## INSTRUCTION
Please quote only the lines that start at the one with "Transcribe this image's" and go on to the last line of the data, both ends kept.
=== ENTRIES SUPPLIED ===
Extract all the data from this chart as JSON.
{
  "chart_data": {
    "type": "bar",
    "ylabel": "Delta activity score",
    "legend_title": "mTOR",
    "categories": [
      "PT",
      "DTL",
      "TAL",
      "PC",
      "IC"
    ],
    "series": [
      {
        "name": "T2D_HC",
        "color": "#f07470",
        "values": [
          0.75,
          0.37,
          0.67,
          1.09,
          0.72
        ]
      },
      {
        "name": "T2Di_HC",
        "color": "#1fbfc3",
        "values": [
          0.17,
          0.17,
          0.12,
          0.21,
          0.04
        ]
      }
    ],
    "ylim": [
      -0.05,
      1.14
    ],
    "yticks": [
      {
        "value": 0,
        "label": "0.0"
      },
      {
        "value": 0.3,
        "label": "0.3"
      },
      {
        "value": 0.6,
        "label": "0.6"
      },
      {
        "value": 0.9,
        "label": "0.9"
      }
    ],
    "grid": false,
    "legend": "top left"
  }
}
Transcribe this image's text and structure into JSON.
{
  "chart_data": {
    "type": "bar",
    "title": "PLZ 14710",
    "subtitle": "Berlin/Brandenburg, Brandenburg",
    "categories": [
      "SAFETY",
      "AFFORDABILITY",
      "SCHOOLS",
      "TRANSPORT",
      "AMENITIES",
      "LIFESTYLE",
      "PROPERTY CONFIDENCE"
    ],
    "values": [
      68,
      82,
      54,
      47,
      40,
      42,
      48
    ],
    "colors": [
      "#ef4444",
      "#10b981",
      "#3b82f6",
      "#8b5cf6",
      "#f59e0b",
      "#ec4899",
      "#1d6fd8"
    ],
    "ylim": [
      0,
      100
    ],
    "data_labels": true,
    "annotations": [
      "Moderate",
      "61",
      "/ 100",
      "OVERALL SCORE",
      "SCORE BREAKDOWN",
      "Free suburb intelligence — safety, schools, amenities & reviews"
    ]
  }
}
===
## SOLUTION TO THE PROBLEM
Transcribe this image's text and structure into JSON.
{
  "chart_data": {
    "type": "bar",
    "title": "PLZ 14710",
    "subtitle": "Berlin/Brandenburg, Brandenburg",
    "categories": [
      "SAFETY",
      "AFFORDABILITY",
      "SCHOOLS",
      "TRANSPORT",
      "AMENITIES",
      "LIFESTYLE",
      "PROPERTY CONFIDENCE"
    ],
    "values": [
      68,
      82,
      54,
      47,
      40,
      42,
      48
    ],
    "colors": [
      "#ef4444",
      "#10b981",
      "#3b82f6",
      "#8b5cf6",
      "#f59e0b",
      "#ec4899",
      "#1d6fd8"
    ],
    "ylim": [
      0,
      100
    ],
    "data_labels": true,
    "annotations": [
      "Moderate",
      "61",
      "/ 100",
      "OVERALL SCORE",
      "SCORE BREAKDOWN",
      "Free suburb intelligence — safety, schools, amenities & reviews"
    ]
  }
}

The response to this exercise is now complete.